What is asked: Substitute "scroll-handle" for "scrollbar-thumb" in the entries, starting at the first entry and ending at the line that contains "scroll-up-arrow-icon[interactable]: [1663, 10, 1671, 16]". Reproduce only those lines and leave everything else in them unchanged.

━━━━━ Provided entries

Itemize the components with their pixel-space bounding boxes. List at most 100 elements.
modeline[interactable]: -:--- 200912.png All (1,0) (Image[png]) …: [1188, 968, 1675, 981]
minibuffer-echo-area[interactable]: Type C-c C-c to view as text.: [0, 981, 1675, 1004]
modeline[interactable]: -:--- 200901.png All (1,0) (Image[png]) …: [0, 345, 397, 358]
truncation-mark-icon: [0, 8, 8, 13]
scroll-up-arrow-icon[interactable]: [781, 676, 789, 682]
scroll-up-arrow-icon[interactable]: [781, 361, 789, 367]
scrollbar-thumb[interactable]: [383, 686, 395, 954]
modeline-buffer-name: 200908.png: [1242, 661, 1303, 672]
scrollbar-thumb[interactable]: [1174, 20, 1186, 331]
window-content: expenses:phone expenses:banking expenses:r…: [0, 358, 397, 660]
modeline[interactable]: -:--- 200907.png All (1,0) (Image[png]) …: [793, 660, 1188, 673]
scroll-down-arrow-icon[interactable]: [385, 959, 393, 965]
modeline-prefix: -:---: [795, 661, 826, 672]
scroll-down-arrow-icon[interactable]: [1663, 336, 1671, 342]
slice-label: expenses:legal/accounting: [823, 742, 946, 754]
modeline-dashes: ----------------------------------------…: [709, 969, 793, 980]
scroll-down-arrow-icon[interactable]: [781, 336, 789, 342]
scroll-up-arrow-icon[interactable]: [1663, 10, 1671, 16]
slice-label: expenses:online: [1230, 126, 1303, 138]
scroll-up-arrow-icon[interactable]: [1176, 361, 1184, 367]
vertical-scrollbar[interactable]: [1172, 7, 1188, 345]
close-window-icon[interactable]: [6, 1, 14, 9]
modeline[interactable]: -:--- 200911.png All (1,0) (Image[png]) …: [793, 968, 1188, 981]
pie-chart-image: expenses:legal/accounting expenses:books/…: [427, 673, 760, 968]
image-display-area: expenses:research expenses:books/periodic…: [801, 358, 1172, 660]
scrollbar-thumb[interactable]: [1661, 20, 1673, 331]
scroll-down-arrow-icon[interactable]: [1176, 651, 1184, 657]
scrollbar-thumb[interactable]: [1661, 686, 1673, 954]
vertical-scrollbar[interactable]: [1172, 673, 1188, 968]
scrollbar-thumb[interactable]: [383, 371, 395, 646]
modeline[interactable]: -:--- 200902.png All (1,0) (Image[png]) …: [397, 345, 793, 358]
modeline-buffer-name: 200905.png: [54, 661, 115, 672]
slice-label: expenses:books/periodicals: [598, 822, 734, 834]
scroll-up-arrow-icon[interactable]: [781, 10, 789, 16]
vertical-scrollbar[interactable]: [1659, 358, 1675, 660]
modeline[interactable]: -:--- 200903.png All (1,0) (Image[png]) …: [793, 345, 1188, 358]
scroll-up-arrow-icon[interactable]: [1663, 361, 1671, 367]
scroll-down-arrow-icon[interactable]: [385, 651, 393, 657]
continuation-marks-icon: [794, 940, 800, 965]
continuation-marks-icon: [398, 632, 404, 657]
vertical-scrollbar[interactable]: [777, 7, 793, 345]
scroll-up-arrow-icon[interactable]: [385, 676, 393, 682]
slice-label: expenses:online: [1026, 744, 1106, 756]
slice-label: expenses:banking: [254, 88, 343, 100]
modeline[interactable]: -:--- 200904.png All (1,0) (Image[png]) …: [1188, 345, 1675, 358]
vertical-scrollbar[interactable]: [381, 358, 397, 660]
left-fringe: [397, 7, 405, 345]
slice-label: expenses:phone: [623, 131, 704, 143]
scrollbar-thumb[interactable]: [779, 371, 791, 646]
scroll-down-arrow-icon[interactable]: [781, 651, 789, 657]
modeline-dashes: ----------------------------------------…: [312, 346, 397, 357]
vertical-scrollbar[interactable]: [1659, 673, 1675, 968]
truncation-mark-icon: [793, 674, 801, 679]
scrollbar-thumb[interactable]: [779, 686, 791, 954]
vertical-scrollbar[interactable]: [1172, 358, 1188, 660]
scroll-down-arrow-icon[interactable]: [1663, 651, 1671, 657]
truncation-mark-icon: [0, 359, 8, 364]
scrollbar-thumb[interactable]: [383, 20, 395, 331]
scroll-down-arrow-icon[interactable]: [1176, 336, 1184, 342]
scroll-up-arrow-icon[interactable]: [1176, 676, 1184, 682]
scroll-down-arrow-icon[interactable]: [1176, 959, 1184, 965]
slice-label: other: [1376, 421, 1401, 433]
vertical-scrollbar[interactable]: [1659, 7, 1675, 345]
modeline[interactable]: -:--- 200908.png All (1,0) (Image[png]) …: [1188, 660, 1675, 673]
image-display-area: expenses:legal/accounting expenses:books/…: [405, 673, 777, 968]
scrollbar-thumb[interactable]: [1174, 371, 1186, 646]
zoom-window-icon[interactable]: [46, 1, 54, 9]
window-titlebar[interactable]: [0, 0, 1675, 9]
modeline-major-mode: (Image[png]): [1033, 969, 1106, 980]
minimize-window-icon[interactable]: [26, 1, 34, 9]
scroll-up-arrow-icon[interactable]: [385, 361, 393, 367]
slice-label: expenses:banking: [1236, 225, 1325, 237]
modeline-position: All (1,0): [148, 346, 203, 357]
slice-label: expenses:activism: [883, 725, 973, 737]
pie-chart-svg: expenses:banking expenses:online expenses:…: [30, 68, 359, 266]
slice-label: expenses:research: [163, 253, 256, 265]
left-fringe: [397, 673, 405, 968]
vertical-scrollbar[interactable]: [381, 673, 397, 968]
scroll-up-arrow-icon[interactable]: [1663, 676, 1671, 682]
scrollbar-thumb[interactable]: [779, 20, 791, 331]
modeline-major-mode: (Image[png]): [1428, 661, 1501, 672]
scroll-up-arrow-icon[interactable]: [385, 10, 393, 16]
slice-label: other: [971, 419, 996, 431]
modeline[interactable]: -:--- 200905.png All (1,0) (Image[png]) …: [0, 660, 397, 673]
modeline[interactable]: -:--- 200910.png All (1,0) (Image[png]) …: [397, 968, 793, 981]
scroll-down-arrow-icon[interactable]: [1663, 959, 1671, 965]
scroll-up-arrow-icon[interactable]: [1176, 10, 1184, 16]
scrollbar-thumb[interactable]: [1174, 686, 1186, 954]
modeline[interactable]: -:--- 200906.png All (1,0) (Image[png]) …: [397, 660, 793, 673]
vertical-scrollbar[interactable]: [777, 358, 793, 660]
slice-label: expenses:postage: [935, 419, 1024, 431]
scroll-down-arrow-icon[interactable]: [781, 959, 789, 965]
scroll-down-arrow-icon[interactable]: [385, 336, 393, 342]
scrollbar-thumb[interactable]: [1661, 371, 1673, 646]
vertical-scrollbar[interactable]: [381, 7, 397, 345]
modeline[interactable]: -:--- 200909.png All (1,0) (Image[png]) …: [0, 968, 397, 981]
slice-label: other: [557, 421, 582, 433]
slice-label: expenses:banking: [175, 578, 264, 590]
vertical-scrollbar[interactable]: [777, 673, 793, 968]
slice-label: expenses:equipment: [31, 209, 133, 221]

━━━━━━━━━━

Output for this task:
Itemize the components with their pixel-space bounding boxes. List at most 100 elements.
modeline[interactable]: -:--- 200912.png All (1,0) (Image[png]) …: [1188, 968, 1675, 981]
minibuffer-echo-area[interactable]: Type C-c C-c to view as text.: [0, 981, 1675, 1004]
modeline[interactable]: -:--- 200901.png All (1,0) (Image[png]) …: [0, 345, 397, 358]
truncation-mark-icon: [0, 8, 8, 13]
scroll-up-arrow-icon[interactable]: [781, 676, 789, 682]
scroll-up-arrow-icon[interactable]: [781, 361, 789, 367]
scroll-handle[interactable]: [383, 686, 395, 954]
modeline-buffer-name: 200908.png: [1242, 661, 1303, 672]
scroll-handle[interactable]: [1174, 20, 1186, 331]
window-content: expenses:phone expenses:banking expenses:r…: [0, 358, 397, 660]
modeline[interactable]: -:--- 200907.png All (1,0) (Image[png]) …: [793, 660, 1188, 673]
scroll-down-arrow-icon[interactable]: [385, 959, 393, 965]
modeline-prefix: -:---: [795, 661, 826, 672]
scroll-down-arrow-icon[interactable]: [1663, 336, 1671, 342]
slice-label: expenses:legal/accounting: [823, 742, 946, 754]
modeline-dashes: ----------------------------------------…: [709, 969, 793, 980]
scroll-down-arrow-icon[interactable]: [781, 336, 789, 342]
scroll-up-arrow-icon[interactable]: [1663, 10, 1671, 16]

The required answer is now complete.